• Record extracts:
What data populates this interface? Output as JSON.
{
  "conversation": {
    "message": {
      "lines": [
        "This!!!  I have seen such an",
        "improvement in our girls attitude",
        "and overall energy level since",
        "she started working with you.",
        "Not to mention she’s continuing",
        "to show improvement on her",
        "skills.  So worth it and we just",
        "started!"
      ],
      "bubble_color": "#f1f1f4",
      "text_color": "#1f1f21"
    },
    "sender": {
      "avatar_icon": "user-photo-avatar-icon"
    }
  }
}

• Aim: Write an exact transcription of every entry above.

• Finished exercise:
What data populates this interface? Output as JSON.
{
  "conversation": {
    "message": {
      "lines": [
        "This!!!  I have seen such an",
        "improvement in our girls attitude",
        "and overall energy level since",
        "she started working with you.",
        "Not to mention she’s continuing",
        "to show improvement on her",
        "skills.  So worth it and we just",
        "started!"
      ],
      "bubble_color": "#f1f1f4",
      "text_color": "#1f1f21"
    },
    "sender": {
      "avatar_icon": "user-photo-avatar-icon"
    }
  }
}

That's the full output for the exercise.